__SET EXERCISE__.
From the data that follows, copy every line holding the string "content".

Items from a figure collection
# # # #

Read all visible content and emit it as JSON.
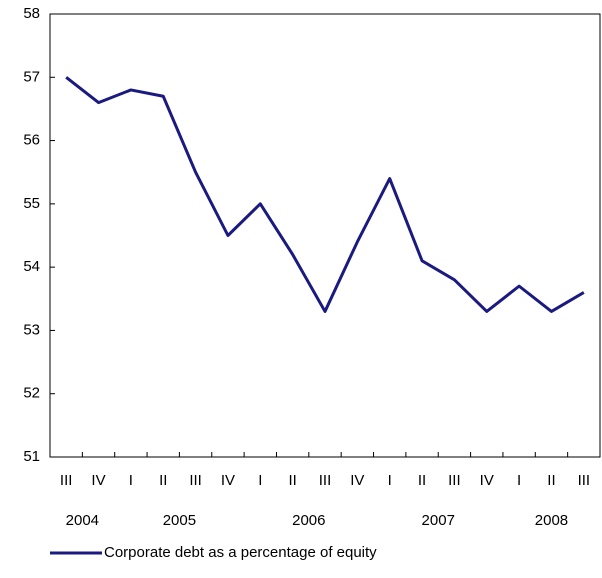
{
  "chart_data": {
    "type": "line",
    "categories": [
      "III",
      "IV",
      "I",
      "II",
      "III",
      "IV",
      "I",
      "II",
      "III",
      "IV",
      "I",
      "II",
      "III",
      "IV",
      "I",
      "II",
      "III"
    ],
    "year_labels": [
      "2004",
      null,
      "2005",
      null,
      null,
      null,
      "2006",
      null,
      null,
      null,
      "2007",
      null,
      null,
      null,
      "2008",
      null,
      null
    ],
    "series": [
      {
        "name": "Corporate debt as a percentage of equity",
        "color": "#1a1a80",
        "values": [
          57.0,
          56.6,
          56.8,
          56.7,
          55.5,
          54.5,
          55.0,
          54.2,
          53.3,
          54.4,
          55.4,
          54.1,
          53.8,
          53.3,
          53.7,
          53.3,
          53.6
        ]
      }
    ],
    "ylim": [
      51,
      58
    ],
    "yticks": [
      51,
      52,
      53,
      54,
      55,
      56,
      57,
      58
    ],
    "grid": false
  }
}
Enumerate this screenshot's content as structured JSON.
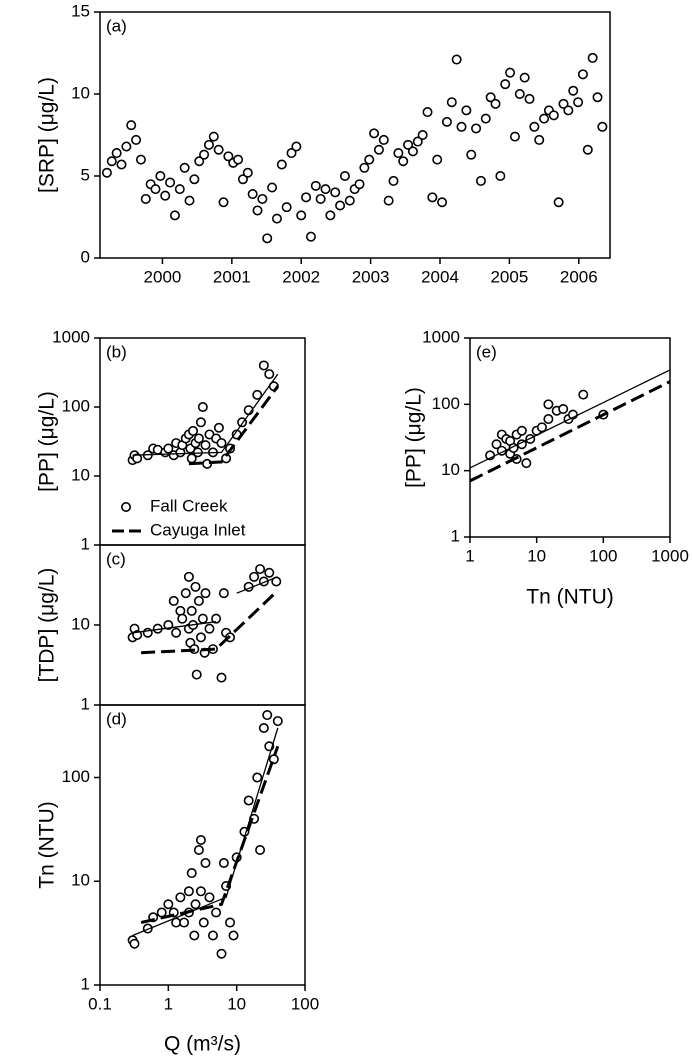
{
  "chart_data": [
    {
      "type": "scatter",
      "label": "(a)",
      "ylabel": "[SRP] (μg/L)",
      "xlim": [
        1999.6,
        2006.95
      ],
      "xticks": [
        {
          "value": 2000.5,
          "label": "2000"
        },
        {
          "value": 2001.5,
          "label": "2001"
        },
        {
          "value": 2002.5,
          "label": "2002"
        },
        {
          "value": 2003.5,
          "label": "2003"
        },
        {
          "value": 2004.5,
          "label": "2004"
        },
        {
          "value": 2005.5,
          "label": "2005"
        },
        {
          "value": 2006.5,
          "label": "2006"
        }
      ],
      "ylim": [
        0,
        15
      ],
      "yticks": [
        0,
        5,
        10,
        15
      ],
      "series": [
        {
          "mode": "markers",
          "color": "#000000",
          "x": [
            1999.7,
            1999.77,
            1999.84,
            1999.91,
            1999.98,
            2000.05,
            2000.12,
            2000.19,
            2000.26,
            2000.33,
            2000.4,
            2000.47,
            2000.54,
            2000.61,
            2000.68,
            2000.75,
            2000.82,
            2000.89,
            2000.96,
            2001.03,
            2001.1,
            2001.17,
            2001.24,
            2001.31,
            2001.38,
            2001.45,
            2001.52,
            2001.59,
            2001.66,
            2001.73,
            2001.8,
            2001.87,
            2001.94,
            2002.01,
            2002.08,
            2002.15,
            2002.22,
            2002.29,
            2002.36,
            2002.43,
            2002.5,
            2002.57,
            2002.64,
            2002.71,
            2002.78,
            2002.85,
            2002.92,
            2002.99,
            2003.06,
            2003.13,
            2003.2,
            2003.27,
            2003.34,
            2003.41,
            2003.48,
            2003.55,
            2003.62,
            2003.69,
            2003.76,
            2003.83,
            2003.9,
            2003.97,
            2004.04,
            2004.11,
            2004.18,
            2004.25,
            2004.32,
            2004.39,
            2004.46,
            2004.53,
            2004.6,
            2004.67,
            2004.74,
            2004.81,
            2004.88,
            2004.95,
            2005.02,
            2005.09,
            2005.16,
            2005.23,
            2005.3,
            2005.37,
            2005.44,
            2005.51,
            2005.58,
            2005.65,
            2005.72,
            2005.79,
            2005.86,
            2005.93,
            2006.0,
            2006.07,
            2006.14,
            2006.21,
            2006.28,
            2006.35,
            2006.42,
            2006.49,
            2006.56,
            2006.63,
            2006.7,
            2006.77,
            2006.84
          ],
          "values": [
            5.2,
            5.9,
            6.4,
            5.7,
            6.8,
            8.1,
            7.2,
            6.0,
            3.6,
            4.5,
            4.2,
            5.0,
            3.8,
            4.6,
            2.6,
            4.2,
            5.5,
            3.5,
            4.8,
            5.9,
            6.3,
            6.9,
            7.4,
            6.6,
            3.4,
            6.2,
            5.8,
            6.0,
            4.8,
            5.2,
            3.9,
            2.9,
            3.6,
            1.2,
            4.3,
            2.4,
            5.7,
            3.1,
            6.4,
            6.8,
            2.6,
            3.7,
            1.3,
            4.4,
            3.6,
            4.2,
            2.6,
            4.0,
            3.2,
            5.0,
            3.5,
            4.2,
            4.5,
            5.5,
            6.0,
            7.6,
            6.6,
            7.2,
            3.5,
            4.7,
            6.4,
            5.9,
            6.9,
            6.5,
            7.1,
            7.5,
            8.9,
            3.7,
            6.0,
            3.4,
            8.3,
            9.5,
            12.1,
            8.0,
            9.0,
            6.3,
            7.9,
            4.7,
            8.5,
            9.8,
            9.4,
            5.0,
            10.6,
            11.3,
            7.4,
            10.0,
            11.0,
            9.7,
            8.0,
            7.2,
            8.5,
            9.0,
            8.7,
            3.4,
            9.4,
            9.0,
            10.2,
            9.5,
            11.2,
            6.6,
            12.2,
            9.8,
            8.0
          ]
        }
      ]
    },
    {
      "type": "scatter",
      "label": "(b)",
      "ylabel": "[PP] (μg/L)",
      "log_x": true,
      "log_y": true,
      "xlim": [
        0.1,
        100
      ],
      "ylim": [
        1,
        1000
      ],
      "yticks": [
        1,
        10,
        100,
        1000
      ],
      "legend": "lower left",
      "series": [
        {
          "mode": "markers",
          "name": "Fall Creek",
          "color": "#000000",
          "x": [
            0.3,
            0.32,
            0.35,
            0.5,
            0.6,
            0.7,
            0.9,
            1.0,
            1.2,
            1.3,
            1.5,
            1.6,
            1.8,
            2.0,
            2.1,
            2.2,
            2.3,
            2.5,
            2.7,
            2.8,
            3.0,
            3.2,
            3.5,
            3.7,
            4.0,
            4.5,
            5.0,
            5.5,
            6.0,
            7,
            8,
            10,
            12,
            15,
            20,
            25,
            30,
            35
          ],
          "values": [
            17,
            20,
            18,
            20,
            25,
            24,
            22,
            25,
            20,
            30,
            22,
            28,
            35,
            40,
            25,
            18,
            45,
            30,
            22,
            35,
            60,
            100,
            28,
            15,
            40,
            22,
            35,
            50,
            30,
            18,
            25,
            40,
            60,
            90,
            150,
            400,
            300,
            200
          ]
        },
        {
          "mode": "line",
          "color": "#000000",
          "x": [
            0.3,
            6,
            40
          ],
          "values": [
            20,
            22,
            300
          ]
        },
        {
          "mode": "line",
          "name": "Cayuga Inlet",
          "dash": true,
          "color": "#000000",
          "x": [
            2,
            6,
            40
          ],
          "values": [
            15,
            16,
            200
          ]
        }
      ]
    },
    {
      "type": "scatter",
      "label": "(c)",
      "ylabel": "[TDP] (μg/L)",
      "log_x": true,
      "log_y": true,
      "xlim": [
        0.1,
        100
      ],
      "ylim": [
        1,
        100
      ],
      "yticks": [
        1,
        10
      ],
      "series": [
        {
          "mode": "markers",
          "color": "#000000",
          "x": [
            0.3,
            0.32,
            0.35,
            0.5,
            0.7,
            1,
            1.2,
            1.3,
            1.5,
            1.6,
            1.8,
            2,
            2,
            2.1,
            2.2,
            2.3,
            2.4,
            2.5,
            2.6,
            2.8,
            3,
            3.2,
            3.4,
            3.5,
            4,
            4.5,
            5,
            6,
            6.5,
            7,
            8,
            15,
            18,
            22,
            25,
            30,
            38
          ],
          "values": [
            7,
            9,
            7.5,
            8,
            9,
            10,
            20,
            8,
            15,
            12,
            25,
            40,
            9,
            6,
            15,
            10,
            5,
            30,
            2.4,
            20,
            7,
            12,
            4.5,
            25,
            9,
            5,
            12,
            2.2,
            25,
            8,
            7,
            30,
            40,
            50,
            35,
            45,
            35
          ]
        },
        {
          "mode": "line",
          "color": "#000000",
          "x": [
            0.3,
            5,
            null,
            10,
            40
          ],
          "values": [
            8,
            11,
            null,
            25,
            40
          ]
        },
        {
          "mode": "line",
          "dash": true,
          "color": "#000000",
          "x": [
            0.4,
            5,
            40
          ],
          "values": [
            4.5,
            5,
            27
          ]
        }
      ]
    },
    {
      "type": "scatter",
      "label": "(d)",
      "ylabel": "Tn (NTU)",
      "xlabel": "Q (m³/s)",
      "log_x": true,
      "log_y": true,
      "xlim": [
        0.1,
        100
      ],
      "xticks": [
        0.1,
        1,
        10,
        100
      ],
      "ylim": [
        1,
        500
      ],
      "yticks": [
        1,
        10,
        100
      ],
      "series": [
        {
          "mode": "markers",
          "color": "#000000",
          "x": [
            0.3,
            0.32,
            0.5,
            0.6,
            0.8,
            1,
            1.2,
            1.3,
            1.5,
            1.7,
            2,
            2,
            2.2,
            2.4,
            2.5,
            2.8,
            3,
            3,
            3.3,
            3.5,
            4,
            4.5,
            5,
            6,
            6.5,
            7,
            8,
            9,
            10,
            13,
            15,
            18,
            20,
            22,
            25,
            28,
            30,
            35,
            40
          ],
          "values": [
            2.7,
            2.5,
            3.5,
            4.5,
            5,
            6,
            5,
            4,
            7,
            4,
            8,
            5,
            12,
            3,
            6,
            20,
            25,
            8,
            4,
            15,
            7,
            3,
            5,
            2,
            15,
            9,
            4,
            3,
            17,
            30,
            60,
            40,
            100,
            20,
            300,
            400,
            200,
            150,
            350
          ]
        },
        {
          "mode": "line",
          "color": "#000000",
          "x": [
            0.3,
            7,
            40
          ],
          "values": [
            3,
            7,
            300
          ]
        },
        {
          "mode": "line",
          "dash": true,
          "color": "#000000",
          "x": [
            0.4,
            6,
            40
          ],
          "values": [
            4,
            6,
            200
          ]
        }
      ]
    },
    {
      "type": "scatter",
      "label": "(e)",
      "ylabel": "[PP] (μg/L)",
      "xlabel": "Tn (NTU)",
      "log_x": true,
      "log_y": true,
      "xlim": [
        1,
        1000
      ],
      "xticks": [
        1,
        10,
        100,
        1000
      ],
      "ylim": [
        1,
        1000
      ],
      "yticks": [
        1,
        10,
        100,
        1000
      ],
      "series": [
        {
          "mode": "markers",
          "color": "#000000",
          "x": [
            2,
            2.5,
            3,
            3,
            3.5,
            4,
            4,
            4.5,
            5,
            5,
            6,
            6,
            7,
            8,
            10,
            12,
            15,
            15,
            20,
            25,
            30,
            35,
            50,
            100
          ],
          "values": [
            17,
            25,
            35,
            20,
            30,
            18,
            28,
            22,
            15,
            35,
            25,
            40,
            13,
            30,
            40,
            45,
            100,
            60,
            80,
            85,
            60,
            70,
            140,
            70
          ]
        },
        {
          "mode": "line",
          "color": "#000000",
          "x": [
            1,
            1000
          ],
          "values": [
            11,
            330
          ]
        },
        {
          "mode": "line",
          "dash": true,
          "color": "#000000",
          "x": [
            1,
            1000
          ],
          "values": [
            7,
            220
          ]
        }
      ]
    }
  ]
}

# # # #

__ANSWER IN FULL__.
Read all visible content and emit it as JSON.
Enumerate this screenshot's content as structured JSON.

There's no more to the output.